### SHORT PROBLEM:
Copy every line of the material below word for word.
## begin
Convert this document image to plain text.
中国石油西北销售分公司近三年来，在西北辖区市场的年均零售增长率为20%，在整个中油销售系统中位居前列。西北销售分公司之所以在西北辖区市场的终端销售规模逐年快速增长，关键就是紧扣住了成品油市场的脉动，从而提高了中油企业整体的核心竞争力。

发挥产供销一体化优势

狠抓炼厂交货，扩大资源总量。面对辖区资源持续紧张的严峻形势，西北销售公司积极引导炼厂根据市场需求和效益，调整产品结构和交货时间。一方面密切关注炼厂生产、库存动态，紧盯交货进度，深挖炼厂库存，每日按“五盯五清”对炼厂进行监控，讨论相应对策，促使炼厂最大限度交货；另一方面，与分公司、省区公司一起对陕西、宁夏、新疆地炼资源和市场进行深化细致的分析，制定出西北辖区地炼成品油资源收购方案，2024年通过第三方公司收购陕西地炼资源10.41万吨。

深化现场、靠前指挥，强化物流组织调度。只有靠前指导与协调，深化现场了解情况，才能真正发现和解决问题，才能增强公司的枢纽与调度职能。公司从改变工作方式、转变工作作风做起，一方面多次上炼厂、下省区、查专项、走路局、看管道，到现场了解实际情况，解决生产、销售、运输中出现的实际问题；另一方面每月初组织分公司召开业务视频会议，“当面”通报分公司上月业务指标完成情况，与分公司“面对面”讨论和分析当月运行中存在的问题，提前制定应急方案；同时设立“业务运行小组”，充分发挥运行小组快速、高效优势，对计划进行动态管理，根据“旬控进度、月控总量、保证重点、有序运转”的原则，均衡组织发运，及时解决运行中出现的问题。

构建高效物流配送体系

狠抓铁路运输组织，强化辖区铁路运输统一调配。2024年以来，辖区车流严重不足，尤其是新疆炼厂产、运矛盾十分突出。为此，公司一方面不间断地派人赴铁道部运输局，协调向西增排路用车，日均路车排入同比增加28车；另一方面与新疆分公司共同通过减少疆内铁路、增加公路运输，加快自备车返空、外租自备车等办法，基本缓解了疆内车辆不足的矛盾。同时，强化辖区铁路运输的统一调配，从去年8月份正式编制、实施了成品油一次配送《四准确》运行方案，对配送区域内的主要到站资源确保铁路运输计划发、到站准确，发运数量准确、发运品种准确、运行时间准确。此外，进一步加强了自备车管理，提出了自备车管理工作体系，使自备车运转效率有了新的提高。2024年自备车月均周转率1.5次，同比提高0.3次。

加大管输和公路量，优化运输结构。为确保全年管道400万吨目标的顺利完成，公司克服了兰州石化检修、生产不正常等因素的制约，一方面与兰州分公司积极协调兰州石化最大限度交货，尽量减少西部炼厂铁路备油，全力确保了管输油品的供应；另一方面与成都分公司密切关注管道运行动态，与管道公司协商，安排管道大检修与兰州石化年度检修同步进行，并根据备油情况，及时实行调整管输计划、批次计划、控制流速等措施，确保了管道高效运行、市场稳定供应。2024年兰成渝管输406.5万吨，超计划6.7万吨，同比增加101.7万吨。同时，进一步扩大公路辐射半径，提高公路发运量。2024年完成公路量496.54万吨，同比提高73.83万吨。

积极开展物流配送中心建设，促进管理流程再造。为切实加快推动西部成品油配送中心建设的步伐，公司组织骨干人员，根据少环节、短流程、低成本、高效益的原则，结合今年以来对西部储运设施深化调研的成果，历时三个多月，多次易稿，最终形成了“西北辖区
## end
### RESPONSE:
Convert this document image to plain text.
中国石油西北销售分公司近三年来，在西北辖区市场的年均零售增长率为20%，在整个中油销售系统中位居前列。西北销售分公司之所以在西北辖区市场的终端销售规模逐年快速增长，关键就是紧扣住了成品油市场的脉动，从而提高了中油企业整体的核心竞争力。

发挥产供销一体化优势

狠抓炼厂交货，扩大资源总量。面对辖区资源持续紧张的严峻形势，西北销售公司积极引导炼厂根据市场需求和效益，调整产品结构和交货时间。一方面密切关注炼厂生产、库存动态，紧盯交货进度，深挖炼厂库存，每日按“五盯五清”对炼厂进行监控，讨论相应对策，促使炼厂最大限度交货；另一方面，与分公司、省区公司一起对陕西、宁夏、新疆地炼资源和市场进行深化细致的分析，制定出西北辖区地炼成品油资源收购方案，2024年通过第三方公司收购陕西地炼资源10.41万吨。

深化现场、靠前指挥，强化物流组织调度。只有靠前指导与协调，深化现场了解情况，才能真正发现和解决问题，才能增强公司的枢纽与调度职能。公司从改变工作方式、转变工作作风做起，一方面多次上炼厂、下省区、查专项、走路局、看管道，到现场了解实际情况，解决生产、销售、运输中出现的实际问题；另一方面每月初组织分公司召开业务视频会议，“当面”通报分公司上月业务指标完成情况，与分公司“面对面”讨论和分析当月运行中存在的问题，提前制定应急方案；同时设立“业务运行小组”，充分发挥运行小组快速、高效优势，对计划进行动态管理，根据“旬控进度、月控总量、保证重点、有序运转”的原则，均衡组织发运，及时解决运行中出现的问题。

构建高效物流配送体系

狠抓铁路运输组织，强化辖区铁路运输统一调配。2024年以来，辖区车流严重不足，尤其是新疆炼厂产、运矛盾十分突出。为此，公司一方面不间断地派人赴铁道部运输局，协调向西增排路用车，日均路车排入同比增加28车；另一方面与新疆分公司共同通过减少疆内铁路、增加公路运输，加快自备车返空、外租自备车等办法，基本缓解了疆内车辆不足的矛盾。同时，强化辖区铁路运输的统一调配，从去年8月份正式编制、实施了成品油一次配送《四准确》运行方案，对配送区域内的主要到站资源确保铁路运输计划发、到站准确，发运数量准确、发运品种准确、运行时间准确。此外，进一步加强了自备车管理，提出了自备车管理工作体系，使自备车运转效率有了新的提高。2024年自备车月均周转率1.5次，同比提高0.3次。

加大管输和公路量，优化运输结构。为确保全年管道400万吨目标的顺利完成，公司克服了兰州石化检修、生产不正常等因素的制约，一方面与兰州分公司积极协调兰州石化最大限度交货，尽量减少西部炼厂铁路备油，全力确保了管输油品的供应；另一方面与成都分公司密切关注管道运行动态，与管道公司协商，安排管道大检修与兰州石化年度检修同步进行，并根据备油情况，及时实行调整管输计划、批次计划、控制流速等措施，确保了管道高效运行、市场稳定供应。2024年兰成渝管输406.5万吨，超计划6.7万吨，同比增加101.7万吨。同时，进一步扩大公路辐射半径，提高公路发运量。2024年完成公路量496.54万吨，同比提高73.83万吨。

积极开展物流配送中心建设，促进管理流程再造。为切实加快推动西部成品油配送中心建设的步伐，公司组织骨干人员，根据少环节、短流程、低成本、高效益的原则，结合今年以来对西部储运设施深化调研的成果，历时三个多月，多次易稿，最终形成了“西北辖区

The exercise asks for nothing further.